Dataset items:
----------------

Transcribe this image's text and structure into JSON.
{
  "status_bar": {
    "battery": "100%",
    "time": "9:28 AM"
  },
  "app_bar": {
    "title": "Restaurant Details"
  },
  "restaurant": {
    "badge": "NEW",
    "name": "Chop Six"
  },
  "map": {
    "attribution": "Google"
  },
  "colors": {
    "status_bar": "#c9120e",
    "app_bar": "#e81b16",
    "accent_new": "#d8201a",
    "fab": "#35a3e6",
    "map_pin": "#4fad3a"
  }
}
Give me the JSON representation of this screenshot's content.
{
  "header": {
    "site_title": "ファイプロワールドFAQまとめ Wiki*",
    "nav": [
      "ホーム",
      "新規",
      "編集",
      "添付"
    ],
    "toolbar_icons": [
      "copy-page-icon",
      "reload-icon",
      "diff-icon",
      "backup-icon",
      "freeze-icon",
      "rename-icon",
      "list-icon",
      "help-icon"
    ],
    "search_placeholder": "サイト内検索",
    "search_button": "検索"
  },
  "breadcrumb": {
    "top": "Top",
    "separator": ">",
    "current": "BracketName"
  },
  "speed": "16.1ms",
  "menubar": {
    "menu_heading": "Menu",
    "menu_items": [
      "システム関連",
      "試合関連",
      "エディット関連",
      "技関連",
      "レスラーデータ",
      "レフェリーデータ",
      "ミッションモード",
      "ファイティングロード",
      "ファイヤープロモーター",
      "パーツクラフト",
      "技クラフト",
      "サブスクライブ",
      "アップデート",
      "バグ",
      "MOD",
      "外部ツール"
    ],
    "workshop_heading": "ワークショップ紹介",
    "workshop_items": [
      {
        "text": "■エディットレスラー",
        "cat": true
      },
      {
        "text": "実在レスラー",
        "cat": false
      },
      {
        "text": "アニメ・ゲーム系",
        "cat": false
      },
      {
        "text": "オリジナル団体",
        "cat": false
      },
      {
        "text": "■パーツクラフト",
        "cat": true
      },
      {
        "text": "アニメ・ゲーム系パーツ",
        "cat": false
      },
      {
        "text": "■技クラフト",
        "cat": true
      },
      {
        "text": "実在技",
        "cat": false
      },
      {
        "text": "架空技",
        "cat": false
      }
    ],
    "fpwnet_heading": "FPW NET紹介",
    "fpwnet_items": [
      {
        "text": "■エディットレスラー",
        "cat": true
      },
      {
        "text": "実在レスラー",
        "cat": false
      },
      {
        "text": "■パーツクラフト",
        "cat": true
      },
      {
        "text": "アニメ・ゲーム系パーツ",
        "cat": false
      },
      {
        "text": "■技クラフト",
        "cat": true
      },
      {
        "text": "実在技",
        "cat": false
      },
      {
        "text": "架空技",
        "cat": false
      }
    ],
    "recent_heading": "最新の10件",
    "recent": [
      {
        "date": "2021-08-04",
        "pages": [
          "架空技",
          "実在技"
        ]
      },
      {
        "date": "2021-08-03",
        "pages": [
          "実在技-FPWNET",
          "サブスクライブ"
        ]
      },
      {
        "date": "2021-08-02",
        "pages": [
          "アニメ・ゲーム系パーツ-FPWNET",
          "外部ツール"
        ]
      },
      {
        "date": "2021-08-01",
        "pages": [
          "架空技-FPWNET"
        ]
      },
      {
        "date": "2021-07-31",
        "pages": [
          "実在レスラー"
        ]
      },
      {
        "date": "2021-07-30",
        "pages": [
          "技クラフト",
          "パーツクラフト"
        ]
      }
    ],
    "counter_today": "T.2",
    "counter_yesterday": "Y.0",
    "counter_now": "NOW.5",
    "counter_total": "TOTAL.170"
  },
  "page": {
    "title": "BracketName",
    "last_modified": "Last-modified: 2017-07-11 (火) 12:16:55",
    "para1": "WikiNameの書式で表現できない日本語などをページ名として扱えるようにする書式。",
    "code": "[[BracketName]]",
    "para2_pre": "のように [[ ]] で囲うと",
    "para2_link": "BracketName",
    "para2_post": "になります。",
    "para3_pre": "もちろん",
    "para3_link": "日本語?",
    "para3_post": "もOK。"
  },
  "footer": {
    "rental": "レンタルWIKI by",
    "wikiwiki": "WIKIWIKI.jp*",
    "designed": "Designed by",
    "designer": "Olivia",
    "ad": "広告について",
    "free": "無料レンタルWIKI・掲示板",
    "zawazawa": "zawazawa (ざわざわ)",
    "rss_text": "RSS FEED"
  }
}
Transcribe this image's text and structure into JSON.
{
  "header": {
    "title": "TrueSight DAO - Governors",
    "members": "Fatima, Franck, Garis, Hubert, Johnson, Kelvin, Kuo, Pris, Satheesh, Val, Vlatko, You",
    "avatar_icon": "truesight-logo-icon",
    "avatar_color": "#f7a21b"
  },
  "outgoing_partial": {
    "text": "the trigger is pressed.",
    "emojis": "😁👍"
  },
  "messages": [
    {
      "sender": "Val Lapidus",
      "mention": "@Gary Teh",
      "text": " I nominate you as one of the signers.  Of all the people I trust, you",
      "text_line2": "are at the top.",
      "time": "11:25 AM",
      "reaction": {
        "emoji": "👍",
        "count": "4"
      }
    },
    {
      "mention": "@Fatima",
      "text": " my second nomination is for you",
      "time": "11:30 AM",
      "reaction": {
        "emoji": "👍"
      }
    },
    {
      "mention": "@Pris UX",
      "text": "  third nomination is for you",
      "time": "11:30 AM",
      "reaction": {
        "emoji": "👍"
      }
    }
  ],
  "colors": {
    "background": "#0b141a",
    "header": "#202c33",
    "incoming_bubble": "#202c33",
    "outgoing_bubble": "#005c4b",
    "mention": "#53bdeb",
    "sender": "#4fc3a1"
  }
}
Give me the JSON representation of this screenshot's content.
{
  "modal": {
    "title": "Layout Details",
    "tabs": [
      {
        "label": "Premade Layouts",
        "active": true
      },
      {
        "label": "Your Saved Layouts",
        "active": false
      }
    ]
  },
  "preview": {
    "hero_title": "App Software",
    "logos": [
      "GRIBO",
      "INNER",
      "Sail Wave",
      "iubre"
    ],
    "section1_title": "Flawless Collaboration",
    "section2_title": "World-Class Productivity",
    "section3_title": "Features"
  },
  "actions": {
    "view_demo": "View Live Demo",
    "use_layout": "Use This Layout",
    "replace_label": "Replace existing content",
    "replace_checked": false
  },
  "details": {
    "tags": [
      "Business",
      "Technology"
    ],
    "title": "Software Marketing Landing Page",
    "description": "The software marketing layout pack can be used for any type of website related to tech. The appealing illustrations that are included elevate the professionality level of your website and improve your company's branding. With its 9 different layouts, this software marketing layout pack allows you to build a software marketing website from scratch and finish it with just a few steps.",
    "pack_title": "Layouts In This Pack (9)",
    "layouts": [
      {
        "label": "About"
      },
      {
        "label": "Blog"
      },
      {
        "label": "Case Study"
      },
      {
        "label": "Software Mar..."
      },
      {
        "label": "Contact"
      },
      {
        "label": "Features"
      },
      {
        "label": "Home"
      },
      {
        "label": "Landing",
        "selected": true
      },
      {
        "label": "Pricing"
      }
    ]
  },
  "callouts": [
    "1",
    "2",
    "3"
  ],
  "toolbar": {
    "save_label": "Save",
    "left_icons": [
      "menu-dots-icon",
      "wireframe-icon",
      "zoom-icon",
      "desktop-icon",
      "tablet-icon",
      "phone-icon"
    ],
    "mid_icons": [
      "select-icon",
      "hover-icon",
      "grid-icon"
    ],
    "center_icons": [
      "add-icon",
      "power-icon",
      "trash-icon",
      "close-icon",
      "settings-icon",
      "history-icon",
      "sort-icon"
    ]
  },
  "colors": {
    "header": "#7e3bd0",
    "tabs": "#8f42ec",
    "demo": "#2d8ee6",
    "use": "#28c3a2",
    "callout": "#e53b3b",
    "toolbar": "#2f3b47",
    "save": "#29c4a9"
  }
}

----------------

Give all the records again. Match them exactly.

* RESULT FOR THIS TASK:
Transcribe this image's text and structure into JSON.
{
  "status_bar": {
    "battery": "100%",
    "time": "9:28 AM"
  },
  "app_bar": {
    "title": "Restaurant Details"
  },
  "restaurant": {
    "badge": "NEW",
    "name": "Chop Six"
  },
  "map": {
    "attribution": "Google"
  },
  "colors": {
    "status_bar": "#c9120e",
    "app_bar": "#e81b16",
    "accent_new": "#d8201a",
    "fab": "#35a3e6",
    "map_pin": "#4fad3a"
  }
}
Give me the JSON representation of this screenshot's content.
{
  "header": {
    "site_title": "ファイプロワールドFAQまとめ Wiki*",
    "nav": [
      "ホーム",
      "新規",
      "編集",
      "添付"
    ],
    "toolbar_icons": [
      "copy-page-icon",
      "reload-icon",
      "diff-icon",
      "backup-icon",
      "freeze-icon",
      "rename-icon",
      "list-icon",
      "help-icon"
    ],
    "search_placeholder": "サイト内検索",
    "search_button": "検索"
  },
  "breadcrumb": {
    "top": "Top",
    "separator": ">",
    "current": "BracketName"
  },
  "speed": "16.1ms",
  "menubar": {
    "menu_heading": "Menu",
    "menu_items": [
      "システム関連",
      "試合関連",
      "エディット関連",
      "技関連",
      "レスラーデータ",
      "レフェリーデータ",
      "ミッションモード",
      "ファイティングロード",
      "ファイヤープロモーター",
      "パーツクラフト",
      "技クラフト",
      "サブスクライブ",
      "アップデート",
      "バグ",
      "MOD",
      "外部ツール"
    ],
    "workshop_heading": "ワークショップ紹介",
    "workshop_items": [
      {
        "text": "■エディットレスラー",
        "cat": true
      },
      {
        "text": "実在レスラー",
        "cat": false
      },
      {
        "text": "アニメ・ゲーム系",
        "cat": false
      },
      {
        "text": "オリジナル団体",
        "cat": false
      },
      {
        "text": "■パーツクラフト",
        "cat": true
      },
      {
        "text": "アニメ・ゲーム系パーツ",
        "cat": false
      },
      {
        "text": "■技クラフト",
        "cat": true
      },
      {
        "text": "実在技",
        "cat": false
      },
      {
        "text": "架空技",
        "cat": false
      }
    ],
    "fpwnet_heading": "FPW NET紹介",
    "fpwnet_items": [
      {
        "text": "■エディットレスラー",
        "cat": true
      },
      {
        "text": "実在レスラー",
        "cat": false
      },
      {
        "text": "■パーツクラフト",
        "cat": true
      },
      {
        "text": "アニメ・ゲーム系パーツ",
        "cat": false
      },
      {
        "text": "■技クラフト",
        "cat": true
      },
      {
        "text": "実在技",
        "cat": false
      },
      {
        "text": "架空技",
        "cat": false
      }
    ],
    "recent_heading": "最新の10件",
    "recent": [
      {
        "date": "2021-08-04",
        "pages": [
          "架空技",
          "実在技"
        ]
      },
      {
        "date": "2021-08-03",
        "pages": [
          "実在技-FPWNET",
          "サブスクライブ"
        ]
      },
      {
        "date": "2021-08-02",
        "pages": [
          "アニメ・ゲーム系パーツ-FPWNET",
          "外部ツール"
        ]
      },
      {
        "date": "2021-08-01",
        "pages": [
          "架空技-FPWNET"
        ]
      },
      {
        "date": "2021-07-31",
        "pages": [
          "実在レスラー"
        ]
      },
      {
        "date": "2021-07-30",
        "pages": [
          "技クラフト",
          "パーツクラフト"
        ]
      }
    ],
    "counter_today": "T.2",
    "counter_yesterday": "Y.0",
    "counter_now": "NOW.5",
    "counter_total": "TOTAL.170"
  },
  "page": {
    "title": "BracketName",
    "last_modified": "Last-modified: 2017-07-11 (火) 12:16:55",
    "para1": "WikiNameの書式で表現できない日本語などをページ名として扱えるようにする書式。",
    "code": "[[BracketName]]",
    "para2_pre": "のように [[ ]] で囲うと",
    "para2_link": "BracketName",
    "para2_post": "になります。",
    "para3_pre": "もちろん",
    "para3_link": "日本語?",
    "para3_post": "もOK。"
  },
  "footer": {
    "rental": "レンタルWIKI by",
    "wikiwiki": "WIKIWIKI.jp*",
    "designed": "Designed by",
    "designer": "Olivia",
    "ad": "広告について",
    "free": "無料レンタルWIKI・掲示板",
    "zawazawa": "zawazawa (ざわざわ)",
    "rss_text": "RSS FEED"
  }
}
Transcribe this image's text and structure into JSON.
{
  "header": {
    "title": "TrueSight DAO - Governors",
    "members": "Fatima, Franck, Garis, Hubert, Johnson, Kelvin, Kuo, Pris, Satheesh, Val, Vlatko, You",
    "avatar_icon": "truesight-logo-icon",
    "avatar_color": "#f7a21b"
  },
  "outgoing_partial": {
    "text": "the trigger is pressed.",
    "emojis": "😁👍"
  },
  "messages": [
    {
      "sender": "Val Lapidus",
      "mention": "@Gary Teh",
      "text": " I nominate you as one of the signers.  Of all the people I trust, you",
      "text_line2": "are at the top.",
      "time": "11:25 AM",
      "reaction": {
        "emoji": "👍",
        "count": "4"
      }
    },
    {
      "mention": "@Fatima",
      "text": " my second nomination is for you",
      "time": "11:30 AM",
      "reaction": {
        "emoji": "👍"
      }
    },
    {
      "mention": "@Pris UX",
      "text": "  third nomination is for you",
      "time": "11:30 AM",
      "reaction": {
        "emoji": "👍"
      }
    }
  ],
  "colors": {
    "background": "#0b141a",
    "header": "#202c33",
    "incoming_bubble": "#202c33",
    "outgoing_bubble": "#005c4b",
    "mention": "#53bdeb",
    "sender": "#4fc3a1"
  }
}
Give me the JSON representation of this screenshot's content.
{
  "modal": {
    "title": "Layout Details",
    "tabs": [
      {
        "label": "Premade Layouts",
        "active": true
      },
      {
        "label": "Your Saved Layouts",
        "active": false
      }
    ]
  },
  "preview": {
    "hero_title": "App Software",
    "logos": [
      "GRIBO",
      "INNER",
      "Sail Wave",
      "iubre"
    ],
    "section1_title": "Flawless Collaboration",
    "section2_title": "World-Class Productivity",
    "section3_title": "Features"
  },
  "actions": {
    "view_demo": "View Live Demo",
    "use_layout": "Use This Layout",
    "replace_label": "Replace existing content",
    "replace_checked": false
  },
  "details": {
    "tags": [
      "Business",
      "Technology"
    ],
    "title": "Software Marketing Landing Page",
    "description": "The software marketing layout pack can be used for any type of website related to tech. The appealing illustrations that are included elevate the professionality level of your website and improve your company's branding. With its 9 different layouts, this software marketing layout pack allows you to build a software marketing website from scratch and finish it with just a few steps.",
    "pack_title": "Layouts In This Pack (9)",
    "layouts": [
      {
        "label": "About"
      },
      {
        "label": "Blog"
      },
      {
        "label": "Case Study"
      },
      {
        "label": "Software Mar..."
      },
      {
        "label": "Contact"
      },
      {
        "label": "Features"
      },
      {
        "label": "Home"
      },
      {
        "label": "Landing",
        "selected": true
      },
      {
        "label": "Pricing"
      }
    ]
  },
  "callouts": [
    "1",
    "2",
    "3"
  ],
  "toolbar": {
    "save_label": "Save",
    "left_icons": [
      "menu-dots-icon",
      "wireframe-icon",
      "zoom-icon",
      "desktop-icon",
      "tablet-icon",
      "phone-icon"
    ],
    "mid_icons": [
      "select-icon",
      "hover-icon",
      "grid-icon"
    ],
    "center_icons": [
      "add-icon",
      "power-icon",
      "trash-icon",
      "close-icon",
      "settings-icon",
      "history-icon",
      "sort-icon"
    ]
  },
  "colors": {
    "header": "#7e3bd0",
    "tabs": "#8f42ec",
    "demo": "#2d8ee6",
    "use": "#28c3a2",
    "callout": "#e53b3b",
    "toolbar": "#2f3b47",
    "save": "#29c4a9"
  }
}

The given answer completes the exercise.